(Recorded data)
□ □ □ □ □ □ □

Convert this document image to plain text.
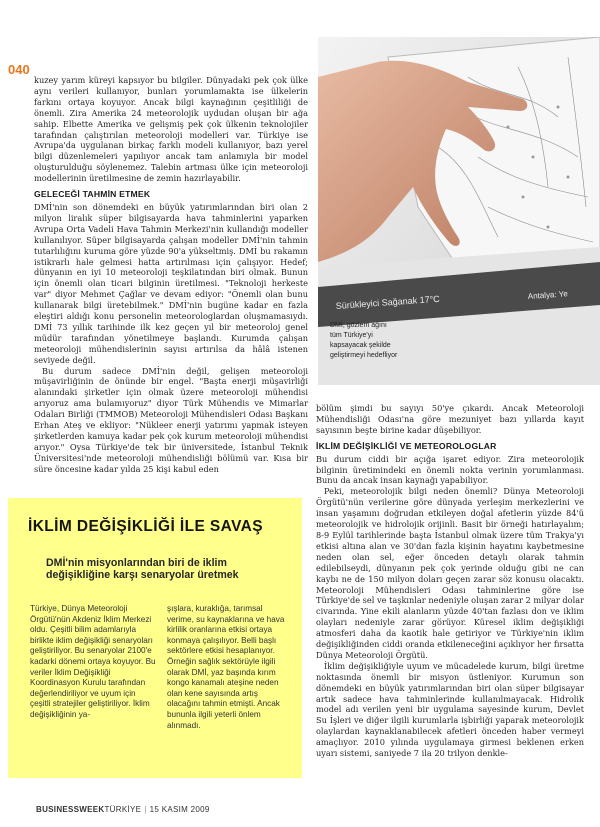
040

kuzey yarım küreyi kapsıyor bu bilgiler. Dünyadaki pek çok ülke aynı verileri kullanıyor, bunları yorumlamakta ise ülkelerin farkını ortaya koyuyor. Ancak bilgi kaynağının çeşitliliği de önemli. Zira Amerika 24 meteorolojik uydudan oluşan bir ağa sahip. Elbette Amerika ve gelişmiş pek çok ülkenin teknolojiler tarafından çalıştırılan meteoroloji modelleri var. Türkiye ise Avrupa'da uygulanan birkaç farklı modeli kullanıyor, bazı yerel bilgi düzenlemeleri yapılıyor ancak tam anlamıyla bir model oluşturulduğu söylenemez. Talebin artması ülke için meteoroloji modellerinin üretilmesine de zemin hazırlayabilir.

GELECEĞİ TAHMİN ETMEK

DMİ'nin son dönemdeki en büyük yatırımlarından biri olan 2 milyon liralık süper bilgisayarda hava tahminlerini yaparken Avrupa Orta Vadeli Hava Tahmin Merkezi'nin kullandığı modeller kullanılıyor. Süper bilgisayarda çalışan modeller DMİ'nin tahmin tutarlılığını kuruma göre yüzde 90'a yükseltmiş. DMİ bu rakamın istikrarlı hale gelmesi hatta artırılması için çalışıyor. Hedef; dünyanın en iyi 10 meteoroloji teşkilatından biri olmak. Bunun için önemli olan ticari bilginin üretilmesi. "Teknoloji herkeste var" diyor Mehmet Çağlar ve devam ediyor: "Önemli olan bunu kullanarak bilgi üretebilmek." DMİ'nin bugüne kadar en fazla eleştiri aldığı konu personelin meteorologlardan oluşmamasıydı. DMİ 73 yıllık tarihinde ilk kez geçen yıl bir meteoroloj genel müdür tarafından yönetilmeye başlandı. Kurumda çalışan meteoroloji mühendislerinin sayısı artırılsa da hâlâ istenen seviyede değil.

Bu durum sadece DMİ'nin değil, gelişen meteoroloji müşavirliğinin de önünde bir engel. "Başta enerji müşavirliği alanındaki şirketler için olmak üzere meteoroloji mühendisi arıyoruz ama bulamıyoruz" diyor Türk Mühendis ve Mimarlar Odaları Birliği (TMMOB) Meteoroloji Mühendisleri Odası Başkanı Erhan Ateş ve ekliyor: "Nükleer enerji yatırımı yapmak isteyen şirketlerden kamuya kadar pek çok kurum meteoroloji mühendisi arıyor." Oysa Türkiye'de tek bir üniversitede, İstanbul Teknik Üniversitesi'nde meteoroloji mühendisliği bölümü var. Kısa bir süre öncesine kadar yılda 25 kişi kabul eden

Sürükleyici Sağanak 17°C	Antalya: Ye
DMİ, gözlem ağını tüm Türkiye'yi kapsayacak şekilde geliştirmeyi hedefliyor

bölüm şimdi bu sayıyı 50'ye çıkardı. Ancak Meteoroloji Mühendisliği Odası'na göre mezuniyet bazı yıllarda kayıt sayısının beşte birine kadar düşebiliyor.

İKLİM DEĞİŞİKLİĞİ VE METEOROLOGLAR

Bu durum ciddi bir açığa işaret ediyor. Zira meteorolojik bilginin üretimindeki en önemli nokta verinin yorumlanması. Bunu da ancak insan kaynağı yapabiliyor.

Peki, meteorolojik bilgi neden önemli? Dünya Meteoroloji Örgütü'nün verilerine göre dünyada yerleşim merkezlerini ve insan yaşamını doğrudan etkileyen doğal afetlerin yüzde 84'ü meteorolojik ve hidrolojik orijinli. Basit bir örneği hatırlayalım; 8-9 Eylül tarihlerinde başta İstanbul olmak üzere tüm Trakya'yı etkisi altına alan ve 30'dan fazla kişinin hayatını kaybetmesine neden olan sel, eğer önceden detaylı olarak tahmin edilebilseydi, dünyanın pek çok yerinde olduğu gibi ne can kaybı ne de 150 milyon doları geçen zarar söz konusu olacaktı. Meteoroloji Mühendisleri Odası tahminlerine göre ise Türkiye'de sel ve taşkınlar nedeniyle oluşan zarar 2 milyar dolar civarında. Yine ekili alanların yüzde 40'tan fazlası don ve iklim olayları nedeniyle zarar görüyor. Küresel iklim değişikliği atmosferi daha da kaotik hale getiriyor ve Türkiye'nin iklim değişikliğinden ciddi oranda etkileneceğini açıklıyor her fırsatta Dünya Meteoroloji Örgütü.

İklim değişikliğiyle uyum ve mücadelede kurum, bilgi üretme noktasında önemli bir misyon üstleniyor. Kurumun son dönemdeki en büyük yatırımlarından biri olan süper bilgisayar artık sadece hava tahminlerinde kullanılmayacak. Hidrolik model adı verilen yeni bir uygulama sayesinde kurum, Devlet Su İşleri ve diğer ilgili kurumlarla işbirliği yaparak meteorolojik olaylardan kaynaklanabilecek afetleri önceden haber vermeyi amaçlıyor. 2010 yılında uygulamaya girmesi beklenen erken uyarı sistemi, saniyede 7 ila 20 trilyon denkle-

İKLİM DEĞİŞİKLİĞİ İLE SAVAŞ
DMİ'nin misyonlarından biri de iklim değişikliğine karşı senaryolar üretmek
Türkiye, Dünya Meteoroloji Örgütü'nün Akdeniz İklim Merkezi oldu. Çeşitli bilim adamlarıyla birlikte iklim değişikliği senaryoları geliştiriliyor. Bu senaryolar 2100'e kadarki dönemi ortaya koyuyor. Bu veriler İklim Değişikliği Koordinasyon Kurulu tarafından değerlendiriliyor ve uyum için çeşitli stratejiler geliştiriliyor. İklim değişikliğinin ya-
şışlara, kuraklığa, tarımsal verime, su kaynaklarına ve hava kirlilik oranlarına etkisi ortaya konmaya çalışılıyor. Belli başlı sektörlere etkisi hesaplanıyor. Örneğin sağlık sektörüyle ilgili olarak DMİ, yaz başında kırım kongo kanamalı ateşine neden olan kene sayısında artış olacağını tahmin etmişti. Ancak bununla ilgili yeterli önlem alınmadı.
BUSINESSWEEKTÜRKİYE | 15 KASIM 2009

□ □ □ □ □ □ □

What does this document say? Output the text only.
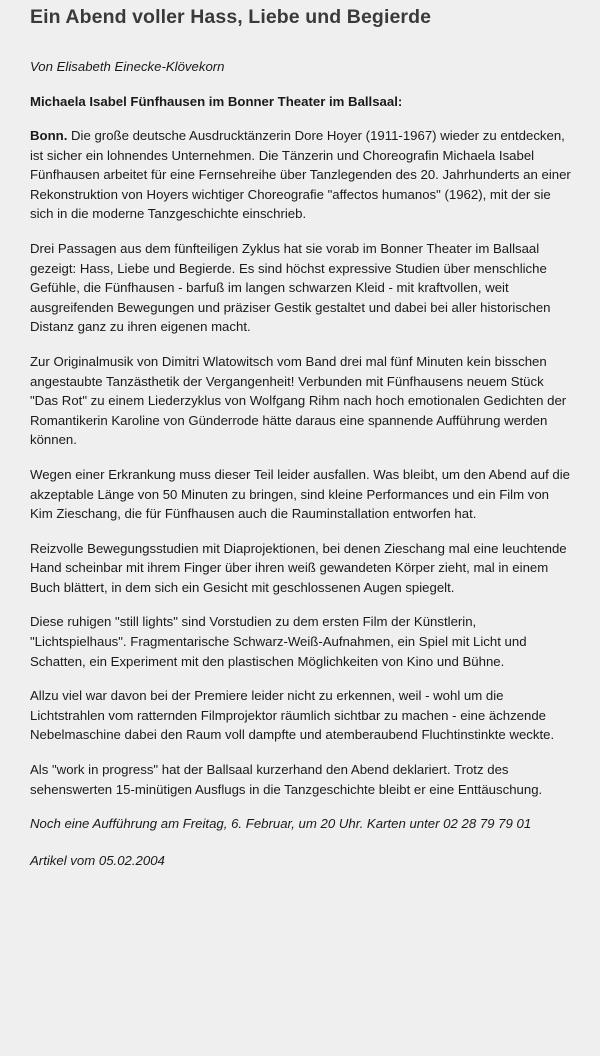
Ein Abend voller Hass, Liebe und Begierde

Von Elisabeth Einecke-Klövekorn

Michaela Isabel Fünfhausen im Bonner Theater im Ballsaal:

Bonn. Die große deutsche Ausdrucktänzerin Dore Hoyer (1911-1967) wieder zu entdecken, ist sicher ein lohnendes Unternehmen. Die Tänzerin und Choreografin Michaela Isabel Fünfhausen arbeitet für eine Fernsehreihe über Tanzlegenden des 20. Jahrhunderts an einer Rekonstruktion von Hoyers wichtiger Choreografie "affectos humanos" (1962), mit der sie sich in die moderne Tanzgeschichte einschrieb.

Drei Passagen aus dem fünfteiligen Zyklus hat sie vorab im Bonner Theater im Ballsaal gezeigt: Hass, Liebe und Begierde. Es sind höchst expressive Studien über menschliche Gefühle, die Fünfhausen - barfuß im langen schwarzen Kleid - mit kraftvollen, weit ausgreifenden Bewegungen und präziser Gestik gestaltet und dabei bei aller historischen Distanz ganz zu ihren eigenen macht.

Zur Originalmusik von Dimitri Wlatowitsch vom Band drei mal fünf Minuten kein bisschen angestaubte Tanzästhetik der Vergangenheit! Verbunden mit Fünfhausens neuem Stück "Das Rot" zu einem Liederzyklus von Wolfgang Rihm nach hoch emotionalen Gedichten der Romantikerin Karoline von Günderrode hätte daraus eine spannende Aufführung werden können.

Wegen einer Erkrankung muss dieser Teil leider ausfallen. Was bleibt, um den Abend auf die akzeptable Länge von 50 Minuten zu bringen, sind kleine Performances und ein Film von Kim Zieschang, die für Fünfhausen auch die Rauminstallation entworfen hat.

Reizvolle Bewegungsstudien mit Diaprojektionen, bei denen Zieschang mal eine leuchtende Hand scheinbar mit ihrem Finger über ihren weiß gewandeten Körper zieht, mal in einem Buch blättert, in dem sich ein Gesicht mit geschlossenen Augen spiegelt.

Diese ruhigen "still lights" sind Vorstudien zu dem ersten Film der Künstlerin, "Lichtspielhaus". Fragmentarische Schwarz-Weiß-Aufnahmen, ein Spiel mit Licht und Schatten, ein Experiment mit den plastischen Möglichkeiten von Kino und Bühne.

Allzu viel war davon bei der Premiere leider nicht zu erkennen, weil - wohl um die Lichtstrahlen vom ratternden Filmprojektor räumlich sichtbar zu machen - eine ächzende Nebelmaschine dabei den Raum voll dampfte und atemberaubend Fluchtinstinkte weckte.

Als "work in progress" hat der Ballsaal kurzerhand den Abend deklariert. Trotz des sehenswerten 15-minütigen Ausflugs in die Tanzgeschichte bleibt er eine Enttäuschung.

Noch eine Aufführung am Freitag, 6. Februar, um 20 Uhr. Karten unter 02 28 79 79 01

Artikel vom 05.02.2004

□ □ □ □ □ □ □

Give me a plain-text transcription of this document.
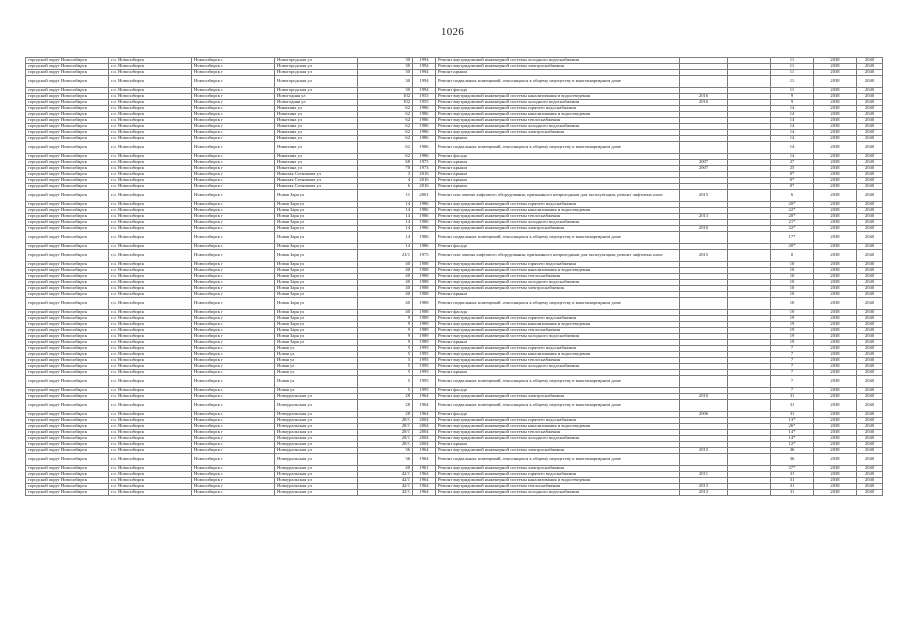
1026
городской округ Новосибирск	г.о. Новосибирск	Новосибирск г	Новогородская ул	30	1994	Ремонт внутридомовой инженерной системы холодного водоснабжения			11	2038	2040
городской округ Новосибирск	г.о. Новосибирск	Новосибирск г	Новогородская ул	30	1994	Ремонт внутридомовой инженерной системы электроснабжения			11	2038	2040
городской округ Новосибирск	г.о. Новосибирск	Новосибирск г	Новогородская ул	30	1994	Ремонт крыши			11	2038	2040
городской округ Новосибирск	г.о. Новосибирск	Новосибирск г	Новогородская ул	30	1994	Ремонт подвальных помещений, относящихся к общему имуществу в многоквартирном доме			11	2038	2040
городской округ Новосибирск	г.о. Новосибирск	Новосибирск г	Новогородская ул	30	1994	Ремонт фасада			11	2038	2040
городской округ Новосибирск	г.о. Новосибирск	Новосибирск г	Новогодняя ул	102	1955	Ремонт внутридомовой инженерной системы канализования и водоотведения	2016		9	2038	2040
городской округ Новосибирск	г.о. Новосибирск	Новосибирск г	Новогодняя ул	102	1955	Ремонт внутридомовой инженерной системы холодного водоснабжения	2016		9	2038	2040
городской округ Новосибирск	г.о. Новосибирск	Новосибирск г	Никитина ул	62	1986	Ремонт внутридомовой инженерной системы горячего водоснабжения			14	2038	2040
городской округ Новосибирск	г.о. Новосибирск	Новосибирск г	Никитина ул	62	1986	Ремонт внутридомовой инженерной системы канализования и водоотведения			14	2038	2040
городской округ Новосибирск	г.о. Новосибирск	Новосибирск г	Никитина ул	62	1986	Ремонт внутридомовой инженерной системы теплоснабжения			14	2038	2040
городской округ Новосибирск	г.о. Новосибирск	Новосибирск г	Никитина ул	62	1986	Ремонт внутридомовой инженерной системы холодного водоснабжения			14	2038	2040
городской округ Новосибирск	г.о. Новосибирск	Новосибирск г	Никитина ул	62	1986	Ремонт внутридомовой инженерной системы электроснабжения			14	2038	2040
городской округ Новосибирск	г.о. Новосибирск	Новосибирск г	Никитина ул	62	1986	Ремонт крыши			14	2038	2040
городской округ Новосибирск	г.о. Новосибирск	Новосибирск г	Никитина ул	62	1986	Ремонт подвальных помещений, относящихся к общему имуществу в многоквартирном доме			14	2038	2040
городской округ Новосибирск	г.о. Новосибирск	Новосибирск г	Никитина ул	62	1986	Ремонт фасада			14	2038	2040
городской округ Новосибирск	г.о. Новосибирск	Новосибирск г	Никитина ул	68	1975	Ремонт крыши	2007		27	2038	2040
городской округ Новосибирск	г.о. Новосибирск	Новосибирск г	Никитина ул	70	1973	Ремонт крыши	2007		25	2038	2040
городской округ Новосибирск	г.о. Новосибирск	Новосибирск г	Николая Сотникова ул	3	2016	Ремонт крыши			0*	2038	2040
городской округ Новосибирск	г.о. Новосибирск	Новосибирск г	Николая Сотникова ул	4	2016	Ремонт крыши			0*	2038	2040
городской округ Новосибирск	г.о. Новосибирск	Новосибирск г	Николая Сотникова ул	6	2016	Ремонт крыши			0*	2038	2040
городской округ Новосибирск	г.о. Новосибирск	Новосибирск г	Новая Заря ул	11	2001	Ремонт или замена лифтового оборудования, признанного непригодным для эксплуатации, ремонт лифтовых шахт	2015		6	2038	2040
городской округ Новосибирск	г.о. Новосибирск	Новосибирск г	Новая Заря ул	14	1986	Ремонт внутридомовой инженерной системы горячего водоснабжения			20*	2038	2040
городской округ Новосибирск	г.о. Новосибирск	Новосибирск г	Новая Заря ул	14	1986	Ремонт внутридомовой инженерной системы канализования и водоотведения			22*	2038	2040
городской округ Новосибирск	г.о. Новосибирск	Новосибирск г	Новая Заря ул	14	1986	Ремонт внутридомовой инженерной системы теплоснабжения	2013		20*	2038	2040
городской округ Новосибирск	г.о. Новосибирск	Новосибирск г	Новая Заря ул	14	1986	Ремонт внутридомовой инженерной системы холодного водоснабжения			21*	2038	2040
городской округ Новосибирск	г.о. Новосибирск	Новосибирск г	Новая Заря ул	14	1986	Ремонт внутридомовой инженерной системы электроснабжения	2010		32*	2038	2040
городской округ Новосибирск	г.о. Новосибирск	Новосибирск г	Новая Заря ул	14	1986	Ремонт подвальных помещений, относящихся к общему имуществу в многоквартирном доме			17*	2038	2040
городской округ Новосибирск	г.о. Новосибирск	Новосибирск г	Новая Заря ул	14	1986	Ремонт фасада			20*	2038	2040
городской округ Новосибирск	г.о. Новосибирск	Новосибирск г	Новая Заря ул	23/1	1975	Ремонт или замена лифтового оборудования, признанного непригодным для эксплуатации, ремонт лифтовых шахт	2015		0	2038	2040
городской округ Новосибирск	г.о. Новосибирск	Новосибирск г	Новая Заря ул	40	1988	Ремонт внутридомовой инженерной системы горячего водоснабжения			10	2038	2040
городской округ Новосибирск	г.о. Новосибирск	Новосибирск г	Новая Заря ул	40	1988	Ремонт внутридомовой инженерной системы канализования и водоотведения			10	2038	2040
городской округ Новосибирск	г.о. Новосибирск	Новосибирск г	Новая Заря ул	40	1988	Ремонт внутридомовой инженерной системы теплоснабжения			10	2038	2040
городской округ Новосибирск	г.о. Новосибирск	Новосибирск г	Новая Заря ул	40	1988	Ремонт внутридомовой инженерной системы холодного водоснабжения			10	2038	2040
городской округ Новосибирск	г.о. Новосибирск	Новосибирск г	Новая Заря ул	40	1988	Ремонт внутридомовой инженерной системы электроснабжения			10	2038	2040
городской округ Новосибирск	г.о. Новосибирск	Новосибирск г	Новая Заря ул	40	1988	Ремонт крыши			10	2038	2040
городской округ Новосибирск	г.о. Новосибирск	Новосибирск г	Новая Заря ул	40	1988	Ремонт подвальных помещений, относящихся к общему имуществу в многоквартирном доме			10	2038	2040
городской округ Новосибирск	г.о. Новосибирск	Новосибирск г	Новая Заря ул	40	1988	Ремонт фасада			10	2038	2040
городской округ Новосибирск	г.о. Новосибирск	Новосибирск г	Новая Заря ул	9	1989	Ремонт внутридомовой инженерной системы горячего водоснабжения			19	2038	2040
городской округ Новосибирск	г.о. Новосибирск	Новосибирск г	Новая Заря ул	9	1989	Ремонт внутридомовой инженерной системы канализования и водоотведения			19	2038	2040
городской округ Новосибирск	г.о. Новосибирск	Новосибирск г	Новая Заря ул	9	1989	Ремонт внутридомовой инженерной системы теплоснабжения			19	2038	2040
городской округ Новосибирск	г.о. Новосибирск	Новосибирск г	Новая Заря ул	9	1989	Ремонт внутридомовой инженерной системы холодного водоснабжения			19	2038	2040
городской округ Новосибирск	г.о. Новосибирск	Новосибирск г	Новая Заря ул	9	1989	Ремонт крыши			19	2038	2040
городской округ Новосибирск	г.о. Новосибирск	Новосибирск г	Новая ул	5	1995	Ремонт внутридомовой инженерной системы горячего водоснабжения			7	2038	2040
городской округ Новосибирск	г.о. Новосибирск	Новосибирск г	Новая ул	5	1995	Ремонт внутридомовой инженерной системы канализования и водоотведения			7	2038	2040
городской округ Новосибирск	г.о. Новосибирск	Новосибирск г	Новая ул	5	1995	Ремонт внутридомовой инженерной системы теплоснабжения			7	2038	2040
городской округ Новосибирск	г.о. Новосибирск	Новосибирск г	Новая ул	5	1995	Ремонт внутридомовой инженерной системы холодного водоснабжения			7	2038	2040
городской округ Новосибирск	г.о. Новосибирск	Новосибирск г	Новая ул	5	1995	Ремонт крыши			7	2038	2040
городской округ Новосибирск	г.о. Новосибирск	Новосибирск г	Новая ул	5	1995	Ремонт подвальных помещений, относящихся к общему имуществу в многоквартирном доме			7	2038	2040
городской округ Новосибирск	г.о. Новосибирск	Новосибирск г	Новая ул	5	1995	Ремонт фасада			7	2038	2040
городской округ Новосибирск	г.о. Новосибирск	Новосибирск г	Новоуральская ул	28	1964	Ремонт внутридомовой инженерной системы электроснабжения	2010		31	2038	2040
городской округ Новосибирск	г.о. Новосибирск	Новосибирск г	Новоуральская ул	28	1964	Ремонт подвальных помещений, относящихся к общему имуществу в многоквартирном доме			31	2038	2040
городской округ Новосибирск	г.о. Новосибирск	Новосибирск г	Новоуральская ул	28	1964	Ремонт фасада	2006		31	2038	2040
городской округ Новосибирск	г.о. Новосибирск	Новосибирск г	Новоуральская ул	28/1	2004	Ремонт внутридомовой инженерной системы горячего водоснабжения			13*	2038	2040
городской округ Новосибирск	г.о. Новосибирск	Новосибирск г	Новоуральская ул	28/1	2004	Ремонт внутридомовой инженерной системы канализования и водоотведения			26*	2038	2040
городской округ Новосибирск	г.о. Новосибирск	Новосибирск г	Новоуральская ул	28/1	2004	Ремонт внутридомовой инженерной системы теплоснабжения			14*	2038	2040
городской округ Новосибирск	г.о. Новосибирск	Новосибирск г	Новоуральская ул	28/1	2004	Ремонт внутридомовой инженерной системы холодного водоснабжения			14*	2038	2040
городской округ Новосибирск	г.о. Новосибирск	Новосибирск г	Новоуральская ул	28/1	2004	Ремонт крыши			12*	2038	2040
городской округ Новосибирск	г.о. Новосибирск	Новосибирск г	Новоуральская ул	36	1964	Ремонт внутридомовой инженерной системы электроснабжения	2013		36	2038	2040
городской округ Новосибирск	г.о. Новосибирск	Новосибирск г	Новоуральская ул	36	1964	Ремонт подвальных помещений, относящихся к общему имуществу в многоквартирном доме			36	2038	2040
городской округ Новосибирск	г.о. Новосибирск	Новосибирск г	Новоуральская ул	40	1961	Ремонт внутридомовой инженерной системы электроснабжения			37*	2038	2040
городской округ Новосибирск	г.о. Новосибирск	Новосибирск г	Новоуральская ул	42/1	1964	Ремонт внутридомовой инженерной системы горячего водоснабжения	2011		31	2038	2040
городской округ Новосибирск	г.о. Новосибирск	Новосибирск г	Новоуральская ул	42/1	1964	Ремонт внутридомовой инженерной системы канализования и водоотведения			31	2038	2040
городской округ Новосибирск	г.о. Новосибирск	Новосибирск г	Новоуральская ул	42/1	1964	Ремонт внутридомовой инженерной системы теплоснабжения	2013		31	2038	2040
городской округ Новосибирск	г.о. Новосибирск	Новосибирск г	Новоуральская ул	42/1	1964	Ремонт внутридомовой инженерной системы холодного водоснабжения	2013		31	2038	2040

□ □ □ □ □ □ □

Short task:
Pick out and copy the lines of the entries that hold the string "Николая".

Solution below:
городской округ Новосибирск	г.о. Новосибирск	Новосибирск г	Николая Сотникова ул	3	2016	Ремонт крыши			0*	2038	2040
городской округ Новосибирск	г.о. Новосибирск	Новосибирск г	Николая Сотникова ул	4	2016	Ремонт крыши			0*	2038	2040
городской округ Новосибирск	г.о. Новосибирск	Новосибирск г	Николая Сотникова ул	6	2016	Ремонт крыши			0*	2038	2040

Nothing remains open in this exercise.